> _Exercise instructions_
Scan the material below for the string "sending", and copy every line where it shows up.

> _Rows_
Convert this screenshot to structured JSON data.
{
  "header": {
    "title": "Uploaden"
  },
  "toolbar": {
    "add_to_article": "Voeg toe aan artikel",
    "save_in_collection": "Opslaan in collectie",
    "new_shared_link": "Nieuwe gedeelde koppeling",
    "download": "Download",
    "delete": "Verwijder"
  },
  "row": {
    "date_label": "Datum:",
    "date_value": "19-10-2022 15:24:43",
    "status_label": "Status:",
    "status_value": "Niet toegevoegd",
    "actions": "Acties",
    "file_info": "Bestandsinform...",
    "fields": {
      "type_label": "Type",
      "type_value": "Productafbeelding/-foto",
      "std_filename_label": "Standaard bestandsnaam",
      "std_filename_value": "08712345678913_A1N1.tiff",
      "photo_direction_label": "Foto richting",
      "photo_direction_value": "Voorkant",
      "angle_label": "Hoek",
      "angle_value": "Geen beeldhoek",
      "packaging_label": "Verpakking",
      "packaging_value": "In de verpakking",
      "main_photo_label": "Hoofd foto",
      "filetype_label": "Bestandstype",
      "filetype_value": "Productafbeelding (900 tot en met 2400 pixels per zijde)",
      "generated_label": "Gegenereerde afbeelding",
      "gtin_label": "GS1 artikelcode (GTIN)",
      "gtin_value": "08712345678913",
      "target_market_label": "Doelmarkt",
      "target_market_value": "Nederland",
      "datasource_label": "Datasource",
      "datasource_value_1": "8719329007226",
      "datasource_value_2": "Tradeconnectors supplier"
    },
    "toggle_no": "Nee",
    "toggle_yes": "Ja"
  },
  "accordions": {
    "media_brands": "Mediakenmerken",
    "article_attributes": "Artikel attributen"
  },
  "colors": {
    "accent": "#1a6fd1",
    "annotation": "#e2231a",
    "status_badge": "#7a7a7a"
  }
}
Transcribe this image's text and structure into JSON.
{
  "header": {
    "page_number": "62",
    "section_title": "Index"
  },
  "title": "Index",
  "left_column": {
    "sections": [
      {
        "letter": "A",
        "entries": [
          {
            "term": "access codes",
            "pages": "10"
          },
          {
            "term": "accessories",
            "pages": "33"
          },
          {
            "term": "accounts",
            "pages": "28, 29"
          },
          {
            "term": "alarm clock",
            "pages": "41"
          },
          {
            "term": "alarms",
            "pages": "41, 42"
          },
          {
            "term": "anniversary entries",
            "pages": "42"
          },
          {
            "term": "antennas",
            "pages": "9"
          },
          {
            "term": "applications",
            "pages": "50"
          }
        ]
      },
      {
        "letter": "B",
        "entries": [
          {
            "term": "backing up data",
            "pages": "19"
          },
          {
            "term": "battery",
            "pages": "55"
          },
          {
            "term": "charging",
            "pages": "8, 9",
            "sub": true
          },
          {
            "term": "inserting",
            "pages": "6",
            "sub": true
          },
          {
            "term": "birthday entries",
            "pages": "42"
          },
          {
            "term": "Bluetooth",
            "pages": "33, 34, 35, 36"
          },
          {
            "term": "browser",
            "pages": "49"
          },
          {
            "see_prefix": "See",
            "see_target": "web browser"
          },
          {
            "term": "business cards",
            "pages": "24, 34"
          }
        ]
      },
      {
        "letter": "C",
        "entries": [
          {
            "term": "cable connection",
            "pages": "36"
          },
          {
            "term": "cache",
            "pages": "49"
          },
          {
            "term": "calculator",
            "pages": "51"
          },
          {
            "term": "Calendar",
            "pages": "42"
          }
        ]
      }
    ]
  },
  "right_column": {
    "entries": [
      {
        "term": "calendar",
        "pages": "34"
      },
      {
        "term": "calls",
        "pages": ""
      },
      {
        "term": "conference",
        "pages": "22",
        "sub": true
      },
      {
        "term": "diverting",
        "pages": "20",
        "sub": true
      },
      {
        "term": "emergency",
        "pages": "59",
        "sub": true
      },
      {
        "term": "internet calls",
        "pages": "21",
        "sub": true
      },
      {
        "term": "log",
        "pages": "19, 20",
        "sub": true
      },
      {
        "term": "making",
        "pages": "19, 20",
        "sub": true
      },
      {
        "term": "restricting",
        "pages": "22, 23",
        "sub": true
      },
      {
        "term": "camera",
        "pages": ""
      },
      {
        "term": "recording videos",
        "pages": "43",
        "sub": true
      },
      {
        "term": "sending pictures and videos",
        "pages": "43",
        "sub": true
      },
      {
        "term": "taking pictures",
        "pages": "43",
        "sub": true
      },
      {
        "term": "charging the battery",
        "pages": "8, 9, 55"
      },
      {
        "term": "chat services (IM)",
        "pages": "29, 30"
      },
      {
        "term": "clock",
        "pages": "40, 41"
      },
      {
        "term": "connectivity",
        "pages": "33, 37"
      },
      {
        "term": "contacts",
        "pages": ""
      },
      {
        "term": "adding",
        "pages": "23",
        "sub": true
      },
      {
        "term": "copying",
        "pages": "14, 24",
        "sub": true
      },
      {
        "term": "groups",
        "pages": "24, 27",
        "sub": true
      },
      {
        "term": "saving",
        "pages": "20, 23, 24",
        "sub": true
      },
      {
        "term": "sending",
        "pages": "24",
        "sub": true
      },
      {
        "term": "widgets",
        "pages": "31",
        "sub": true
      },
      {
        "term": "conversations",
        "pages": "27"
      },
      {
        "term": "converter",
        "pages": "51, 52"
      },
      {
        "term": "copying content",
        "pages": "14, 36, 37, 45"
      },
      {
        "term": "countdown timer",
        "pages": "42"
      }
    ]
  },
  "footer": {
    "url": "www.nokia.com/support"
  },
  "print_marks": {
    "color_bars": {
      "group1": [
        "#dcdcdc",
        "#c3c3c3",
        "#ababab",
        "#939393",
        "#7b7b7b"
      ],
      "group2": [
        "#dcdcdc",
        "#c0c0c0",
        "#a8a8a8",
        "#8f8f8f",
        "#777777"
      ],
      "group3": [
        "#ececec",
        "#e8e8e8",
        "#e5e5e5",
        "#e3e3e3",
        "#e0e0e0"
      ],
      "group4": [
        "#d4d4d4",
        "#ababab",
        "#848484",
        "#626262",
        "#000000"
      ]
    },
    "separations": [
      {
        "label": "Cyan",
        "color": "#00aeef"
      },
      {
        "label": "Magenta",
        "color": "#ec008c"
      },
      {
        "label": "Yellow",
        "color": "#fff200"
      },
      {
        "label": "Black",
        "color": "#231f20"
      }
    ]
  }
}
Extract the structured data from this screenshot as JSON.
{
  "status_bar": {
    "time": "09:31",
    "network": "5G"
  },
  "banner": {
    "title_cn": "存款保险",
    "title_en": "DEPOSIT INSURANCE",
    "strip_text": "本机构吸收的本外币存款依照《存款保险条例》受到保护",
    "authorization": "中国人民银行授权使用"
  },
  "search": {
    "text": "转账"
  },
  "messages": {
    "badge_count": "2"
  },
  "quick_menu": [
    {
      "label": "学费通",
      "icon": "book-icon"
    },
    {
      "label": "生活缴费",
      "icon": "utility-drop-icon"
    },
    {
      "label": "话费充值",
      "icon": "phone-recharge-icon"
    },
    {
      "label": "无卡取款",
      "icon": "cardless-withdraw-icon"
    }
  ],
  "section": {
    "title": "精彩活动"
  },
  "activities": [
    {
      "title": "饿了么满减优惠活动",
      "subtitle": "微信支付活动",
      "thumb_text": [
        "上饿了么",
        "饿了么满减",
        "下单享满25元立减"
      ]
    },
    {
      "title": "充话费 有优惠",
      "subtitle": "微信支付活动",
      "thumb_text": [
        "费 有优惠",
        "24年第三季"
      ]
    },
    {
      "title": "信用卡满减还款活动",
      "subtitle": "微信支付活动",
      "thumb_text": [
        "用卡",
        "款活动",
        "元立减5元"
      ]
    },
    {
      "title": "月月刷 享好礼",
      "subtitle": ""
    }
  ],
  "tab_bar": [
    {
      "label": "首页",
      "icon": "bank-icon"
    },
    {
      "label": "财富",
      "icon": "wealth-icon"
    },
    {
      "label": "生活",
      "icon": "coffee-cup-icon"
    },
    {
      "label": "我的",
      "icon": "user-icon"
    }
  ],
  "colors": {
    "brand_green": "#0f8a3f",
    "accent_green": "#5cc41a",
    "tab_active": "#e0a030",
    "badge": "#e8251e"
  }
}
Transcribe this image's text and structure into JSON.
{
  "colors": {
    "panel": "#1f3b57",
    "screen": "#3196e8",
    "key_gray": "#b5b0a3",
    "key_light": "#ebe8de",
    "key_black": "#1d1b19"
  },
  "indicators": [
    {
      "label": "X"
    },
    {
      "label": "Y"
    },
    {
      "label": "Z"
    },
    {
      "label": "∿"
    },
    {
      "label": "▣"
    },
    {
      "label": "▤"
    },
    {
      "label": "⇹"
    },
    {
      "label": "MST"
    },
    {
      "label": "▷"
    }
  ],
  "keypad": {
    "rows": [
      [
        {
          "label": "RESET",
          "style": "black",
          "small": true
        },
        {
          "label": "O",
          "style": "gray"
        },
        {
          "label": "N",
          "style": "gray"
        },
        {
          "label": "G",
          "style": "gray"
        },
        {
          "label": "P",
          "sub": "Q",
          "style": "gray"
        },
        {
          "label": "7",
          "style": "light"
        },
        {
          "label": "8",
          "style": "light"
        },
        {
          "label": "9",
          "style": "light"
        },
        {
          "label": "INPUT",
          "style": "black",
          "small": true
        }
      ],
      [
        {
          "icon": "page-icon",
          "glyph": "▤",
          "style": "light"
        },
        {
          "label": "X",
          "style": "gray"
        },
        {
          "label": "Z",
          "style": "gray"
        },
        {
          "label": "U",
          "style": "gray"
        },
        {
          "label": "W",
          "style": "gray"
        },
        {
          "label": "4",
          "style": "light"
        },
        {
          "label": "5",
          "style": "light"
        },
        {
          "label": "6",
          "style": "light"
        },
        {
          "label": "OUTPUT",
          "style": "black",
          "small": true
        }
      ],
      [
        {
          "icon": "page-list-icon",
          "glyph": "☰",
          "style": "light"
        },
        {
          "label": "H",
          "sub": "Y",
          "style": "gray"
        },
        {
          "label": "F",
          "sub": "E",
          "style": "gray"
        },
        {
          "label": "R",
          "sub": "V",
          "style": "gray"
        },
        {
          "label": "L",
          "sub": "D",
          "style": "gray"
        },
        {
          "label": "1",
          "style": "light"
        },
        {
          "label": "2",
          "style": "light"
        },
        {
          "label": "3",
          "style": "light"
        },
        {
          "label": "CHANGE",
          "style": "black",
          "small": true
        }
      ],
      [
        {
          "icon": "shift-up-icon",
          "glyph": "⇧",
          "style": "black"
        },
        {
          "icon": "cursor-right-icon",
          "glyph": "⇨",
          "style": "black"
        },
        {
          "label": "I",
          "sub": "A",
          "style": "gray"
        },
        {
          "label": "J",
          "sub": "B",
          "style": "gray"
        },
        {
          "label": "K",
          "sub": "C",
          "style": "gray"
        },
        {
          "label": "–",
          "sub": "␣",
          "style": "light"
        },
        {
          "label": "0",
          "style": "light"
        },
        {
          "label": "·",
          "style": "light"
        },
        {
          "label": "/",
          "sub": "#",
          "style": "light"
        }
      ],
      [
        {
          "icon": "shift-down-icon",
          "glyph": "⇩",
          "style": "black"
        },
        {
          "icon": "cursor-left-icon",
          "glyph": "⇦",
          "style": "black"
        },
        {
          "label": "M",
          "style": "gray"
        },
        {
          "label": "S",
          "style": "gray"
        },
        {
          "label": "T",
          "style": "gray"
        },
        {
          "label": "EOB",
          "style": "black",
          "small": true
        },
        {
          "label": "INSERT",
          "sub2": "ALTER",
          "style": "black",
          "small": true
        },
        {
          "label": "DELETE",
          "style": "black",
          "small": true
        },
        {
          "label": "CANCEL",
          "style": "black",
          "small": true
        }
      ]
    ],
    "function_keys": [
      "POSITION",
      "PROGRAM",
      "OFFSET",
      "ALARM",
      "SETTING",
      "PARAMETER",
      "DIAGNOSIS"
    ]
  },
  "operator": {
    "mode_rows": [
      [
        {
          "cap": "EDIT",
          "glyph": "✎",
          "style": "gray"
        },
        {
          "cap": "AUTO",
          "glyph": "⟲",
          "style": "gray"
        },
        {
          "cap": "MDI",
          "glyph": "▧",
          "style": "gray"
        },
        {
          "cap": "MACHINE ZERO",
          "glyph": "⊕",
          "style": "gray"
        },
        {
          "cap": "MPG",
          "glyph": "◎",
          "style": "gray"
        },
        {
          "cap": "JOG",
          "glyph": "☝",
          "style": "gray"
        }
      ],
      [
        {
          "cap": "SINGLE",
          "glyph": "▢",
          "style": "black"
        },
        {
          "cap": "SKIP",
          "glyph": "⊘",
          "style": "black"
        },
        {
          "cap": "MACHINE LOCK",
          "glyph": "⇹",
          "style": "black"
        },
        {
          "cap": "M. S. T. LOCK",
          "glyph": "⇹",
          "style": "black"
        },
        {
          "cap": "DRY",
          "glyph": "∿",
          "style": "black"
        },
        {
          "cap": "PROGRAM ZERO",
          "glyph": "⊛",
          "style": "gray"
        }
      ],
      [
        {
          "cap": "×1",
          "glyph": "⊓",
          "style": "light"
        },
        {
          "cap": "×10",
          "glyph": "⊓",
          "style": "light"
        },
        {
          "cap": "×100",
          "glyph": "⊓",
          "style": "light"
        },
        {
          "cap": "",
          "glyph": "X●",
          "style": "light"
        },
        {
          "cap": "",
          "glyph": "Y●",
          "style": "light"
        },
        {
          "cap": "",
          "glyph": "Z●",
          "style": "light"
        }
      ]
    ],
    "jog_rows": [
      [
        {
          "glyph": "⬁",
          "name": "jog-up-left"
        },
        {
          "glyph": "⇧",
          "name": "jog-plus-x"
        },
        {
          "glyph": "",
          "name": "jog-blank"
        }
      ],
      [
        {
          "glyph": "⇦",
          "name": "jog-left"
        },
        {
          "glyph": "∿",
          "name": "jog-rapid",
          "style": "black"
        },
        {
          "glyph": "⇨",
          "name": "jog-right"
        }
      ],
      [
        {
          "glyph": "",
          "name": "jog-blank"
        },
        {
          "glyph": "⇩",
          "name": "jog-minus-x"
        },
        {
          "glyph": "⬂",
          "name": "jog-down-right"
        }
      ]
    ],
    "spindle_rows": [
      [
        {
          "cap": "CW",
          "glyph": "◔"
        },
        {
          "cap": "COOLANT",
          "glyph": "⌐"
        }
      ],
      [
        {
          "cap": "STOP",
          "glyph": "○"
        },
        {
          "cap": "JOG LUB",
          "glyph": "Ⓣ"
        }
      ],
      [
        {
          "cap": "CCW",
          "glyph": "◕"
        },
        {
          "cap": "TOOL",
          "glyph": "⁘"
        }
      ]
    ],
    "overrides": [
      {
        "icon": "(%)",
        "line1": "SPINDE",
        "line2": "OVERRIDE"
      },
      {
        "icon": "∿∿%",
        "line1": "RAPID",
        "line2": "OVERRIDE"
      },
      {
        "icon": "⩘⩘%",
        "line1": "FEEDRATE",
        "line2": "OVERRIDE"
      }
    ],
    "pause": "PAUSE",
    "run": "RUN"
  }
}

> _Completed exercise_
        "term": "sending pictures and videos",
        "term": "sending",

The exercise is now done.